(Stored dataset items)
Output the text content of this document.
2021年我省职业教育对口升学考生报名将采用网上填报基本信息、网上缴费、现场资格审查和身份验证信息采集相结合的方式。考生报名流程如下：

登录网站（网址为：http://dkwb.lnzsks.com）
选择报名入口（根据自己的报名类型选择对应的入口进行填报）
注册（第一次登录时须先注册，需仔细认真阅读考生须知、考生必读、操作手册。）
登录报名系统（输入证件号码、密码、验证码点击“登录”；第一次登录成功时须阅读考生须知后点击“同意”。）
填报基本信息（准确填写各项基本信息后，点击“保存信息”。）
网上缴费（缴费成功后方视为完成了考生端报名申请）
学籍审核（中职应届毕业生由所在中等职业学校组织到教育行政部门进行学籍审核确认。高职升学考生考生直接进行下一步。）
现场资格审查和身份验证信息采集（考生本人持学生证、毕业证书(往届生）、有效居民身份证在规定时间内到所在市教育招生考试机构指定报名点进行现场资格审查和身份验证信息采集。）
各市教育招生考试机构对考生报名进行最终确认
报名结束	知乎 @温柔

▶ **Work to do**: Nothing should be changed: write out all of the data as is.

▶ **Finished answer**:
Output the text content of this document.
2021年我省职业教育对口升学考生报名将采用网上填报基本信息、网上缴费、现场资格审查和身份验证信息采集相结合的方式。考生报名流程如下：

登录网站（网址为：http://dkwb.lnzsks.com）
选择报名入口（根据自己的报名类型选择对应的入口进行填报）
注册（第一次登录时须先注册，需仔细认真阅读考生须知、考生必读、操作手册。）
登录报名系统（输入证件号码、密码、验证码点击“登录”；第一次登录成功时须阅读考生须知后点击“同意”。）
填报基本信息（准确填写各项基本信息后，点击“保存信息”。）
网上缴费（缴费成功后方视为完成了考生端报名申请）
学籍审核（中职应届毕业生由所在中等职业学校组织到教育行政部门进行学籍审核确认。高职升学考生考生直接进行下一步。）
现场资格审查和身份验证信息采集（考生本人持学生证、毕业证书(往届生）、有效居民身份证在规定时间内到所在市教育招生考试机构指定报名点进行现场资格审查和身份验证信息采集。）
各市教育招生考试机构对考生报名进行最终确认
报名结束	知乎 @温柔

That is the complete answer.